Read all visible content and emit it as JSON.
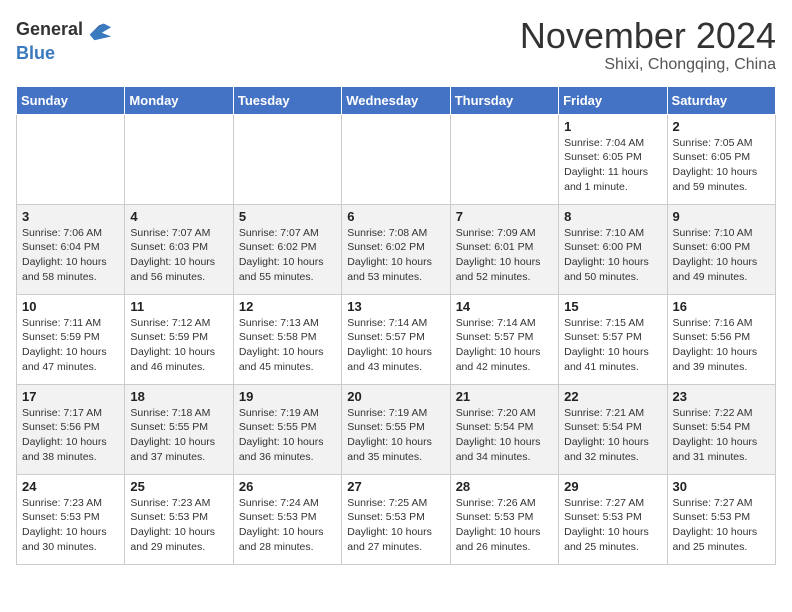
{
  "header": {
    "logo_line1": "General",
    "logo_line2": "Blue",
    "month": "November 2024",
    "location": "Shixi, Chongqing, China"
  },
  "weekdays": [
    "Sunday",
    "Monday",
    "Tuesday",
    "Wednesday",
    "Thursday",
    "Friday",
    "Saturday"
  ],
  "weeks": [
    [
      {
        "day": "",
        "info": ""
      },
      {
        "day": "",
        "info": ""
      },
      {
        "day": "",
        "info": ""
      },
      {
        "day": "",
        "info": ""
      },
      {
        "day": "",
        "info": ""
      },
      {
        "day": "1",
        "info": "Sunrise: 7:04 AM\nSunset: 6:05 PM\nDaylight: 11 hours\nand 1 minute."
      },
      {
        "day": "2",
        "info": "Sunrise: 7:05 AM\nSunset: 6:05 PM\nDaylight: 10 hours\nand 59 minutes."
      }
    ],
    [
      {
        "day": "3",
        "info": "Sunrise: 7:06 AM\nSunset: 6:04 PM\nDaylight: 10 hours\nand 58 minutes."
      },
      {
        "day": "4",
        "info": "Sunrise: 7:07 AM\nSunset: 6:03 PM\nDaylight: 10 hours\nand 56 minutes."
      },
      {
        "day": "5",
        "info": "Sunrise: 7:07 AM\nSunset: 6:02 PM\nDaylight: 10 hours\nand 55 minutes."
      },
      {
        "day": "6",
        "info": "Sunrise: 7:08 AM\nSunset: 6:02 PM\nDaylight: 10 hours\nand 53 minutes."
      },
      {
        "day": "7",
        "info": "Sunrise: 7:09 AM\nSunset: 6:01 PM\nDaylight: 10 hours\nand 52 minutes."
      },
      {
        "day": "8",
        "info": "Sunrise: 7:10 AM\nSunset: 6:00 PM\nDaylight: 10 hours\nand 50 minutes."
      },
      {
        "day": "9",
        "info": "Sunrise: 7:10 AM\nSunset: 6:00 PM\nDaylight: 10 hours\nand 49 minutes."
      }
    ],
    [
      {
        "day": "10",
        "info": "Sunrise: 7:11 AM\nSunset: 5:59 PM\nDaylight: 10 hours\nand 47 minutes."
      },
      {
        "day": "11",
        "info": "Sunrise: 7:12 AM\nSunset: 5:59 PM\nDaylight: 10 hours\nand 46 minutes."
      },
      {
        "day": "12",
        "info": "Sunrise: 7:13 AM\nSunset: 5:58 PM\nDaylight: 10 hours\nand 45 minutes."
      },
      {
        "day": "13",
        "info": "Sunrise: 7:14 AM\nSunset: 5:57 PM\nDaylight: 10 hours\nand 43 minutes."
      },
      {
        "day": "14",
        "info": "Sunrise: 7:14 AM\nSunset: 5:57 PM\nDaylight: 10 hours\nand 42 minutes."
      },
      {
        "day": "15",
        "info": "Sunrise: 7:15 AM\nSunset: 5:57 PM\nDaylight: 10 hours\nand 41 minutes."
      },
      {
        "day": "16",
        "info": "Sunrise: 7:16 AM\nSunset: 5:56 PM\nDaylight: 10 hours\nand 39 minutes."
      }
    ],
    [
      {
        "day": "17",
        "info": "Sunrise: 7:17 AM\nSunset: 5:56 PM\nDaylight: 10 hours\nand 38 minutes."
      },
      {
        "day": "18",
        "info": "Sunrise: 7:18 AM\nSunset: 5:55 PM\nDaylight: 10 hours\nand 37 minutes."
      },
      {
        "day": "19",
        "info": "Sunrise: 7:19 AM\nSunset: 5:55 PM\nDaylight: 10 hours\nand 36 minutes."
      },
      {
        "day": "20",
        "info": "Sunrise: 7:19 AM\nSunset: 5:55 PM\nDaylight: 10 hours\nand 35 minutes."
      },
      {
        "day": "21",
        "info": "Sunrise: 7:20 AM\nSunset: 5:54 PM\nDaylight: 10 hours\nand 34 minutes."
      },
      {
        "day": "22",
        "info": "Sunrise: 7:21 AM\nSunset: 5:54 PM\nDaylight: 10 hours\nand 32 minutes."
      },
      {
        "day": "23",
        "info": "Sunrise: 7:22 AM\nSunset: 5:54 PM\nDaylight: 10 hours\nand 31 minutes."
      }
    ],
    [
      {
        "day": "24",
        "info": "Sunrise: 7:23 AM\nSunset: 5:53 PM\nDaylight: 10 hours\nand 30 minutes."
      },
      {
        "day": "25",
        "info": "Sunrise: 7:23 AM\nSunset: 5:53 PM\nDaylight: 10 hours\nand 29 minutes."
      },
      {
        "day": "26",
        "info": "Sunrise: 7:24 AM\nSunset: 5:53 PM\nDaylight: 10 hours\nand 28 minutes."
      },
      {
        "day": "27",
        "info": "Sunrise: 7:25 AM\nSunset: 5:53 PM\nDaylight: 10 hours\nand 27 minutes."
      },
      {
        "day": "28",
        "info": "Sunrise: 7:26 AM\nSunset: 5:53 PM\nDaylight: 10 hours\nand 26 minutes."
      },
      {
        "day": "29",
        "info": "Sunrise: 7:27 AM\nSunset: 5:53 PM\nDaylight: 10 hours\nand 25 minutes."
      },
      {
        "day": "30",
        "info": "Sunrise: 7:27 AM\nSunset: 5:53 PM\nDaylight: 10 hours\nand 25 minutes."
      }
    ]
  ]
}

What to work on :: All of the lines above should be retyped precisely, apart from the pictures.

Result of this exercise ::
Read all visible content and emit it as JSON.
{
  "header": {
    "logo_line1": "General",
    "logo_line2": "Blue",
    "month": "November 2024",
    "location": "Shixi, Chongqing, China"
  },
  "weekdays": [
    "Sunday",
    "Monday",
    "Tuesday",
    "Wednesday",
    "Thursday",
    "Friday",
    "Saturday"
  ],
  "weeks": [
    [
      {
        "day": "",
        "info": ""
      },
      {
        "day": "",
        "info": ""
      },
      {
        "day": "",
        "info": ""
      },
      {
        "day": "",
        "info": ""
      },
      {
        "day": "",
        "info": ""
      },
      {
        "day": "1",
        "info": "Sunrise: 7:04 AM\nSunset: 6:05 PM\nDaylight: 11 hours\nand 1 minute."
      },
      {
        "day": "2",
        "info": "Sunrise: 7:05 AM\nSunset: 6:05 PM\nDaylight: 10 hours\nand 59 minutes."
      }
    ],
    [
      {
        "day": "3",
        "info": "Sunrise: 7:06 AM\nSunset: 6:04 PM\nDaylight: 10 hours\nand 58 minutes."
      },
      {
        "day": "4",
        "info": "Sunrise: 7:07 AM\nSunset: 6:03 PM\nDaylight: 10 hours\nand 56 minutes."
      },
      {
        "day": "5",
        "info": "Sunrise: 7:07 AM\nSunset: 6:02 PM\nDaylight: 10 hours\nand 55 minutes."
      },
      {
        "day": "6",
        "info": "Sunrise: 7:08 AM\nSunset: 6:02 PM\nDaylight: 10 hours\nand 53 minutes."
      },
      {
        "day": "7",
        "info": "Sunrise: 7:09 AM\nSunset: 6:01 PM\nDaylight: 10 hours\nand 52 minutes."
      },
      {
        "day": "8",
        "info": "Sunrise: 7:10 AM\nSunset: 6:00 PM\nDaylight: 10 hours\nand 50 minutes."
      },
      {
        "day": "9",
        "info": "Sunrise: 7:10 AM\nSunset: 6:00 PM\nDaylight: 10 hours\nand 49 minutes."
      }
    ],
    [
      {
        "day": "10",
        "info": "Sunrise: 7:11 AM\nSunset: 5:59 PM\nDaylight: 10 hours\nand 47 minutes."
      },
      {
        "day": "11",
        "info": "Sunrise: 7:12 AM\nSunset: 5:59 PM\nDaylight: 10 hours\nand 46 minutes."
      },
      {
        "day": "12",
        "info": "Sunrise: 7:13 AM\nSunset: 5:58 PM\nDaylight: 10 hours\nand 45 minutes."
      },
      {
        "day": "13",
        "info": "Sunrise: 7:14 AM\nSunset: 5:57 PM\nDaylight: 10 hours\nand 43 minutes."
      },
      {
        "day": "14",
        "info": "Sunrise: 7:14 AM\nSunset: 5:57 PM\nDaylight: 10 hours\nand 42 minutes."
      },
      {
        "day": "15",
        "info": "Sunrise: 7:15 AM\nSunset: 5:57 PM\nDaylight: 10 hours\nand 41 minutes."
      },
      {
        "day": "16",
        "info": "Sunrise: 7:16 AM\nSunset: 5:56 PM\nDaylight: 10 hours\nand 39 minutes."
      }
    ],
    [
      {
        "day": "17",
        "info": "Sunrise: 7:17 AM\nSunset: 5:56 PM\nDaylight: 10 hours\nand 38 minutes."
      },
      {
        "day": "18",
        "info": "Sunrise: 7:18 AM\nSunset: 5:55 PM\nDaylight: 10 hours\nand 37 minutes."
      },
      {
        "day": "19",
        "info": "Sunrise: 7:19 AM\nSunset: 5:55 PM\nDaylight: 10 hours\nand 36 minutes."
      },
      {
        "day": "20",
        "info": "Sunrise: 7:19 AM\nSunset: 5:55 PM\nDaylight: 10 hours\nand 35 minutes."
      },
      {
        "day": "21",
        "info": "Sunrise: 7:20 AM\nSunset: 5:54 PM\nDaylight: 10 hours\nand 34 minutes."
      },
      {
        "day": "22",
        "info": "Sunrise: 7:21 AM\nSunset: 5:54 PM\nDaylight: 10 hours\nand 32 minutes."
      },
      {
        "day": "23",
        "info": "Sunrise: 7:22 AM\nSunset: 5:54 PM\nDaylight: 10 hours\nand 31 minutes."
      }
    ],
    [
      {
        "day": "24",
        "info": "Sunrise: 7:23 AM\nSunset: 5:53 PM\nDaylight: 10 hours\nand 30 minutes."
      },
      {
        "day": "25",
        "info": "Sunrise: 7:23 AM\nSunset: 5:53 PM\nDaylight: 10 hours\nand 29 minutes."
      },
      {
        "day": "26",
        "info": "Sunrise: 7:24 AM\nSunset: 5:53 PM\nDaylight: 10 hours\nand 28 minutes."
      },
      {
        "day": "27",
        "info": "Sunrise: 7:25 AM\nSunset: 5:53 PM\nDaylight: 10 hours\nand 27 minutes."
      },
      {
        "day": "28",
        "info": "Sunrise: 7:26 AM\nSunset: 5:53 PM\nDaylight: 10 hours\nand 26 minutes."
      },
      {
        "day": "29",
        "info": "Sunrise: 7:27 AM\nSunset: 5:53 PM\nDaylight: 10 hours\nand 25 minutes."
      },
      {
        "day": "30",
        "info": "Sunrise: 7:27 AM\nSunset: 5:53 PM\nDaylight: 10 hours\nand 25 minutes."
      }
    ]
  ]
}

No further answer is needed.